* _Labeled region entries_:
>> START

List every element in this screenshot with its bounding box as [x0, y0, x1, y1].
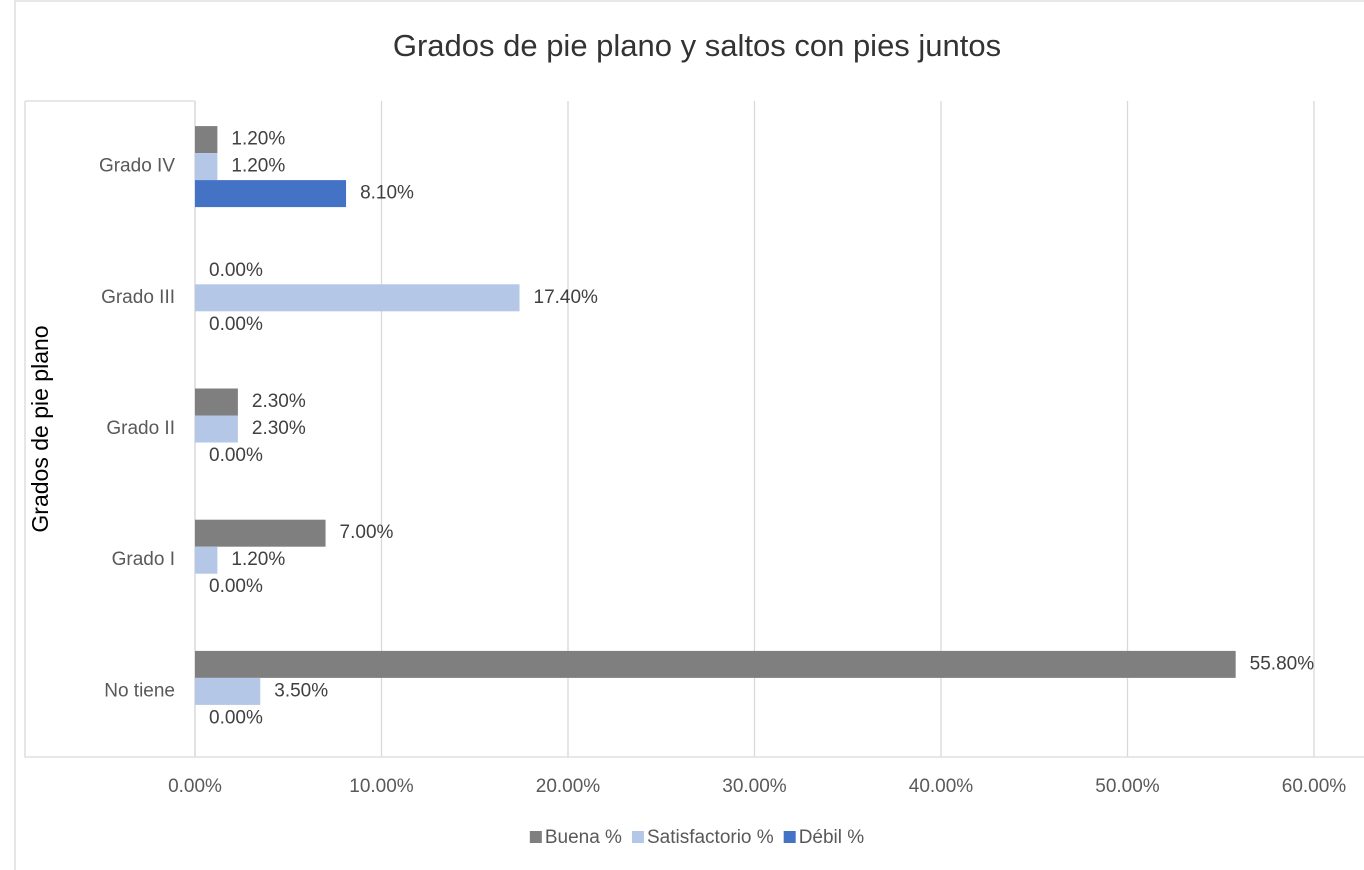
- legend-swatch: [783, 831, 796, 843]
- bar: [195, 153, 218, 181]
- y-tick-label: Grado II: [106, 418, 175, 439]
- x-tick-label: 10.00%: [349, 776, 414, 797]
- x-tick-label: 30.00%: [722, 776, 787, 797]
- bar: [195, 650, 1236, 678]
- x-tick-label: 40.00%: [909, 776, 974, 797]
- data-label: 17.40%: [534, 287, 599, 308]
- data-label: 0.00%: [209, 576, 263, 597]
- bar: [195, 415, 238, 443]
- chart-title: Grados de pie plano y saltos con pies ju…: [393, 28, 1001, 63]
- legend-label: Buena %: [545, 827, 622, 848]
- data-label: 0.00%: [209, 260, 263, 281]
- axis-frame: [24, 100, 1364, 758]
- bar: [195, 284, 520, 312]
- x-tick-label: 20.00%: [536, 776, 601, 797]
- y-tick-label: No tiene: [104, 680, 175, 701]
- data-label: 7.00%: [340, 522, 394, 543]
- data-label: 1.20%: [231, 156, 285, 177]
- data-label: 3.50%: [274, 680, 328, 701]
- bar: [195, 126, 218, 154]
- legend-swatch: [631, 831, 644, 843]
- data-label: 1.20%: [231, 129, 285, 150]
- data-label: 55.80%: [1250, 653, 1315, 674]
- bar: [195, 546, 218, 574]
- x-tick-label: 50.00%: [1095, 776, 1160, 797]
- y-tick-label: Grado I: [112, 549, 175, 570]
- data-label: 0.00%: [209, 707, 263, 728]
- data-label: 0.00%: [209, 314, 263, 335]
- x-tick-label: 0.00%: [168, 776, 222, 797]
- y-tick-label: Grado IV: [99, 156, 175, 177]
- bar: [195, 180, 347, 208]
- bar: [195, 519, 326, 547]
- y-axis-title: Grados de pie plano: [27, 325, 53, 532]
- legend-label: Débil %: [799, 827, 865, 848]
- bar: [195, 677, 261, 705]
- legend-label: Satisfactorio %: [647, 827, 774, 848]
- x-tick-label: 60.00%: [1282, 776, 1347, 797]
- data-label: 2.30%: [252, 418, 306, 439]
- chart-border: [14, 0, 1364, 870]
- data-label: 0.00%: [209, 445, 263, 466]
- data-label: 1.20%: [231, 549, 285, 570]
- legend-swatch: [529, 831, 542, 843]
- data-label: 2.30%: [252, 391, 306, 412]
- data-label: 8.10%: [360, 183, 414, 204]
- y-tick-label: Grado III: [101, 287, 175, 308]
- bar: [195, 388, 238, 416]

>> END

* _What to work on_:
Copy the material above line for line, omitting the pictures.

* _Exercise result_:
List every element in this screenshot with its bounding box as [x0, y0, x1, y1].
- legend-swatch: [783, 831, 796, 843]
- bar: [195, 153, 218, 181]
- y-tick-label: Grado II: [106, 418, 175, 439]
- x-tick-label: 10.00%: [349, 776, 414, 797]
- x-tick-label: 30.00%: [722, 776, 787, 797]
- bar: [195, 650, 1236, 678]
- x-tick-label: 40.00%: [909, 776, 974, 797]
- data-label: 17.40%: [534, 287, 599, 308]
- data-label: 0.00%: [209, 576, 263, 597]
- bar: [195, 415, 238, 443]
- chart-title: Grados de pie plano y saltos con pies ju…: [393, 28, 1001, 63]
- legend-label: Buena %: [545, 827, 622, 848]
- data-label: 0.00%: [209, 260, 263, 281]
- axis-frame: [24, 100, 1364, 758]
- bar: [195, 284, 520, 312]
- x-tick-label: 20.00%: [536, 776, 601, 797]
- y-tick-label: No tiene: [104, 680, 175, 701]
- data-label: 7.00%: [340, 522, 394, 543]
- data-label: 1.20%: [231, 156, 285, 177]
- data-label: 3.50%: [274, 680, 328, 701]
- bar: [195, 126, 218, 154]
- legend-swatch: [631, 831, 644, 843]
- data-label: 1.20%: [231, 129, 285, 150]
- data-label: 55.80%: [1250, 653, 1315, 674]
- bar: [195, 546, 218, 574]
- x-tick-label: 50.00%: [1095, 776, 1160, 797]
- y-tick-label: Grado I: [112, 549, 175, 570]
- data-label: 0.00%: [209, 707, 263, 728]
- data-label: 0.00%: [209, 314, 263, 335]
- x-tick-label: 0.00%: [168, 776, 222, 797]
- y-tick-label: Grado IV: [99, 156, 175, 177]
- bar: [195, 180, 347, 208]
- bar: [195, 519, 326, 547]
- y-axis-title: Grados de pie plano: [27, 325, 53, 532]
- legend-label: Débil %: [799, 827, 865, 848]
- bar: [195, 677, 261, 705]
- legend-label: Satisfactorio %: [647, 827, 774, 848]
- x-tick-label: 60.00%: [1282, 776, 1347, 797]
- data-label: 2.30%: [252, 418, 306, 439]
- chart-border: [14, 0, 1364, 870]
- data-label: 0.00%: [209, 445, 263, 466]
- data-label: 1.20%: [231, 549, 285, 570]
- legend-swatch: [529, 831, 542, 843]
- data-label: 2.30%: [252, 391, 306, 412]
- data-label: 8.10%: [360, 183, 414, 204]
- y-tick-label: Grado III: [101, 287, 175, 308]
- bar: [195, 388, 238, 416]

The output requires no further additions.